### EXERCISE
Go through the entries below and collect each line with the string "struct" in it.

### INPUT DATA
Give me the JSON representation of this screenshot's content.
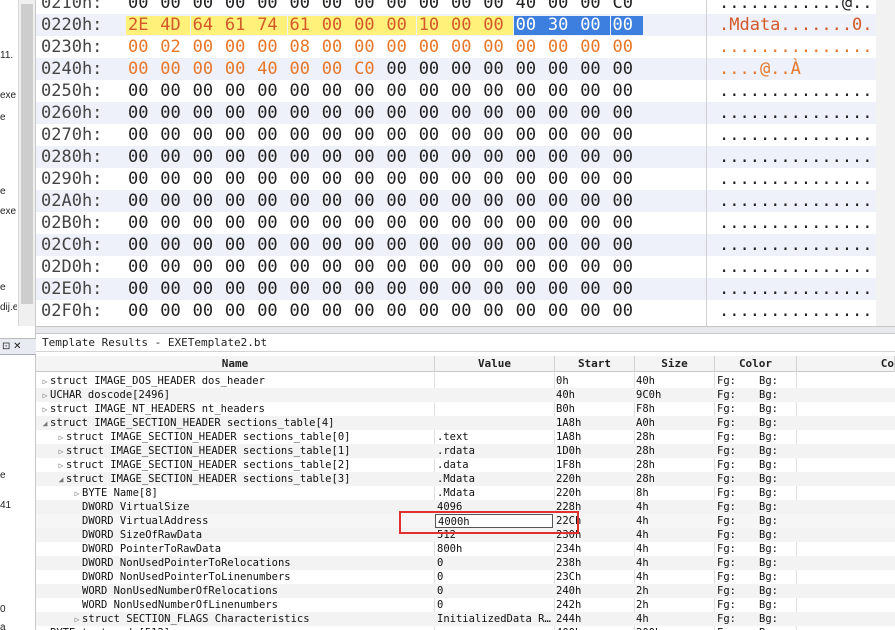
{
  "hex": {
    "rows": [
      {
        "addr": "0210h:",
        "bytes": [
          "00",
          "00",
          "00",
          "00",
          "00",
          "00",
          "00",
          "00",
          "00",
          "00",
          "00",
          "00",
          "40",
          "00",
          "00",
          "C0"
        ],
        "ascii": "............@..",
        "hl": []
      },
      {
        "addr": "0220h:",
        "bytes": [
          "2E",
          "4D",
          "64",
          "61",
          "74",
          "61",
          "00",
          "00",
          "00",
          "10",
          "00",
          "00",
          "00",
          "30",
          "00",
          "00"
        ],
        "ascii": ".Mdata.......0.",
        "hl": [
          "y",
          "y",
          "y",
          "y",
          "y",
          "y",
          "y",
          "y",
          "y",
          "y",
          "y",
          "y",
          "b",
          "b",
          "b",
          "b"
        ]
      },
      {
        "addr": "0230h:",
        "bytes": [
          "00",
          "02",
          "00",
          "00",
          "00",
          "08",
          "00",
          "00",
          "00",
          "00",
          "00",
          "00",
          "00",
          "00",
          "00",
          "00"
        ],
        "ascii": "................",
        "hl": [
          "o",
          "o",
          "o",
          "o",
          "o",
          "o",
          "o",
          "o",
          "o",
          "o",
          "o",
          "o",
          "o",
          "o",
          "o",
          "o"
        ]
      },
      {
        "addr": "0240h:",
        "bytes": [
          "00",
          "00",
          "00",
          "00",
          "40",
          "00",
          "00",
          "C0",
          "00",
          "00",
          "00",
          "00",
          "00",
          "00",
          "00",
          "00"
        ],
        "ascii": "....@..À",
        "hl": [
          "o",
          "o",
          "o",
          "o",
          "o",
          "o",
          "o",
          "o"
        ]
      },
      {
        "addr": "0250h:",
        "bytes": [
          "00",
          "00",
          "00",
          "00",
          "00",
          "00",
          "00",
          "00",
          "00",
          "00",
          "00",
          "00",
          "00",
          "00",
          "00",
          "00"
        ],
        "ascii": "................",
        "hl": []
      },
      {
        "addr": "0260h:",
        "bytes": [
          "00",
          "00",
          "00",
          "00",
          "00",
          "00",
          "00",
          "00",
          "00",
          "00",
          "00",
          "00",
          "00",
          "00",
          "00",
          "00"
        ],
        "ascii": "................",
        "hl": []
      },
      {
        "addr": "0270h:",
        "bytes": [
          "00",
          "00",
          "00",
          "00",
          "00",
          "00",
          "00",
          "00",
          "00",
          "00",
          "00",
          "00",
          "00",
          "00",
          "00",
          "00"
        ],
        "ascii": "................",
        "hl": []
      },
      {
        "addr": "0280h:",
        "bytes": [
          "00",
          "00",
          "00",
          "00",
          "00",
          "00",
          "00",
          "00",
          "00",
          "00",
          "00",
          "00",
          "00",
          "00",
          "00",
          "00"
        ],
        "ascii": "................",
        "hl": []
      },
      {
        "addr": "0290h:",
        "bytes": [
          "00",
          "00",
          "00",
          "00",
          "00",
          "00",
          "00",
          "00",
          "00",
          "00",
          "00",
          "00",
          "00",
          "00",
          "00",
          "00"
        ],
        "ascii": "................",
        "hl": []
      },
      {
        "addr": "02A0h:",
        "bytes": [
          "00",
          "00",
          "00",
          "00",
          "00",
          "00",
          "00",
          "00",
          "00",
          "00",
          "00",
          "00",
          "00",
          "00",
          "00",
          "00"
        ],
        "ascii": "................",
        "hl": []
      },
      {
        "addr": "02B0h:",
        "bytes": [
          "00",
          "00",
          "00",
          "00",
          "00",
          "00",
          "00",
          "00",
          "00",
          "00",
          "00",
          "00",
          "00",
          "00",
          "00",
          "00"
        ],
        "ascii": "................",
        "hl": []
      },
      {
        "addr": "02C0h:",
        "bytes": [
          "00",
          "00",
          "00",
          "00",
          "00",
          "00",
          "00",
          "00",
          "00",
          "00",
          "00",
          "00",
          "00",
          "00",
          "00",
          "00"
        ],
        "ascii": "................",
        "hl": []
      },
      {
        "addr": "02D0h:",
        "bytes": [
          "00",
          "00",
          "00",
          "00",
          "00",
          "00",
          "00",
          "00",
          "00",
          "00",
          "00",
          "00",
          "00",
          "00",
          "00",
          "00"
        ],
        "ascii": "................",
        "hl": []
      },
      {
        "addr": "02E0h:",
        "bytes": [
          "00",
          "00",
          "00",
          "00",
          "00",
          "00",
          "00",
          "00",
          "00",
          "00",
          "00",
          "00",
          "00",
          "00",
          "00",
          "00"
        ],
        "ascii": "................",
        "hl": []
      },
      {
        "addr": "02F0h:",
        "bytes": [
          "00",
          "00",
          "00",
          "00",
          "00",
          "00",
          "00",
          "00",
          "00",
          "00",
          "00",
          "00",
          "00",
          "00",
          "00",
          "00"
        ],
        "ascii": "................",
        "hl": []
      }
    ]
  },
  "left_strip": {
    "fragments": [
      "11.",
      "exe",
      "e",
      "e",
      "exe",
      "e",
      "dij.e",
      "e",
      "41",
      "0",
      "a"
    ],
    "tab_glyph": "⊡ ✕"
  },
  "template": {
    "title": "Template Results - EXETemplate2.bt",
    "columns": {
      "name": "Name",
      "value": "Value",
      "start": "Start",
      "size": "Size",
      "color": "Color",
      "comment": "Co"
    },
    "rows": [
      {
        "indent": 0,
        "tri": "▷",
        "name": "struct IMAGE_DOS_HEADER dos_header",
        "value": "",
        "start": "0h",
        "size": "40h",
        "fg": "Fg:",
        "bg": "Bg:"
      },
      {
        "indent": 0,
        "tri": "▷",
        "name": "UCHAR doscode[2496]",
        "value": "",
        "start": "40h",
        "size": "9C0h",
        "fg": "Fg:",
        "bg": "Bg:"
      },
      {
        "indent": 0,
        "tri": "▷",
        "name": "struct IMAGE_NT_HEADERS nt_headers",
        "value": "",
        "start": "B0h",
        "size": "F8h",
        "fg": "Fg:",
        "bg": "Bg:"
      },
      {
        "indent": 0,
        "tri": "◢",
        "name": "struct IMAGE_SECTION_HEADER sections_table[4]",
        "value": "",
        "start": "1A8h",
        "size": "A0h",
        "fg": "Fg:",
        "bg": "Bg:"
      },
      {
        "indent": 1,
        "tri": "▷",
        "name": "struct IMAGE_SECTION_HEADER sections_table[0]",
        "value": ".text",
        "start": "1A8h",
        "size": "28h",
        "fg": "Fg:",
        "bg": "Bg:"
      },
      {
        "indent": 1,
        "tri": "▷",
        "name": "struct IMAGE_SECTION_HEADER sections_table[1]",
        "value": ".rdata",
        "start": "1D0h",
        "size": "28h",
        "fg": "Fg:",
        "bg": "Bg:"
      },
      {
        "indent": 1,
        "tri": "▷",
        "name": "struct IMAGE_SECTION_HEADER sections_table[2]",
        "value": ".data",
        "start": "1F8h",
        "size": "28h",
        "fg": "Fg:",
        "bg": "Bg:"
      },
      {
        "indent": 1,
        "tri": "◢",
        "name": "struct IMAGE_SECTION_HEADER sections_table[3]",
        "value": ".Mdata",
        "start": "220h",
        "size": "28h",
        "fg": "Fg:",
        "bg": "Bg:"
      },
      {
        "indent": 2,
        "tri": "▷",
        "name": "BYTE Name[8]",
        "value": ".Mdata",
        "start": "220h",
        "size": "8h",
        "fg": "Fg:",
        "bg": "Bg:"
      },
      {
        "indent": 2,
        "tri": "",
        "name": "DWORD VirtualSize",
        "value": "4096",
        "start": "228h",
        "size": "4h",
        "fg": "Fg:",
        "bg": "Bg:"
      },
      {
        "indent": 2,
        "tri": "",
        "name": "DWORD VirtualAddress",
        "value": "4000h",
        "start": "22Ch",
        "size": "4h",
        "fg": "Fg:",
        "bg": "Bg:",
        "editing": true
      },
      {
        "indent": 2,
        "tri": "",
        "name": "DWORD SizeOfRawData",
        "value": "512",
        "start": "230h",
        "size": "4h",
        "fg": "Fg:",
        "bg": "Bg:"
      },
      {
        "indent": 2,
        "tri": "",
        "name": "DWORD PointerToRawData",
        "value": "800h",
        "start": "234h",
        "size": "4h",
        "fg": "Fg:",
        "bg": "Bg:"
      },
      {
        "indent": 2,
        "tri": "",
        "name": "DWORD NonUsedPointerToRelocations",
        "value": "0",
        "start": "238h",
        "size": "4h",
        "fg": "Fg:",
        "bg": "Bg:"
      },
      {
        "indent": 2,
        "tri": "",
        "name": "DWORD NonUsedPointerToLinenumbers",
        "value": "0",
        "start": "23Ch",
        "size": "4h",
        "fg": "Fg:",
        "bg": "Bg:"
      },
      {
        "indent": 2,
        "tri": "",
        "name": "WORD NonUsedNumberOfRelocations",
        "value": "0",
        "start": "240h",
        "size": "2h",
        "fg": "Fg:",
        "bg": "Bg:"
      },
      {
        "indent": 2,
        "tri": "",
        "name": "WORD NonUsedNumberOfLinenumbers",
        "value": "0",
        "start": "242h",
        "size": "2h",
        "fg": "Fg:",
        "bg": "Bg:"
      },
      {
        "indent": 2,
        "tri": "▷",
        "name": "struct SECTION_FLAGS Characteristics",
        "value": "InitializedData R…",
        "start": "244h",
        "size": "4h",
        "fg": "Fg:",
        "bg": "Bg:"
      },
      {
        "indent": 0,
        "tri": "▷",
        "name": "BYTE text_code[512]",
        "value": "",
        "start": "400h",
        "size": "200h",
        "fg": "Fg:",
        "bg": "Bg:"
      }
    ]
  },
  "colors": {
    "highlight_yellow": "#fff17a",
    "highlight_orange": "#e7772a",
    "highlight_blue": "#3d7fdf",
    "red_annotation": "#e03030"
  }
}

### FINAL RESULT
        "name": "struct IMAGE_DOS_HEADER dos_header",
        "name": "struct IMAGE_NT_HEADERS nt_headers",
        "name": "struct IMAGE_SECTION_HEADER sections_table[4]",
        "name": "struct IMAGE_SECTION_HEADER sections_table[0]",
        "name": "struct IMAGE_SECTION_HEADER sections_table[1]",
        "name": "struct IMAGE_SECTION_HEADER sections_table[2]",
        "name": "struct IMAGE_SECTION_HEADER sections_table[3]",
        "name": "struct SECTION_FLAGS Characteristics",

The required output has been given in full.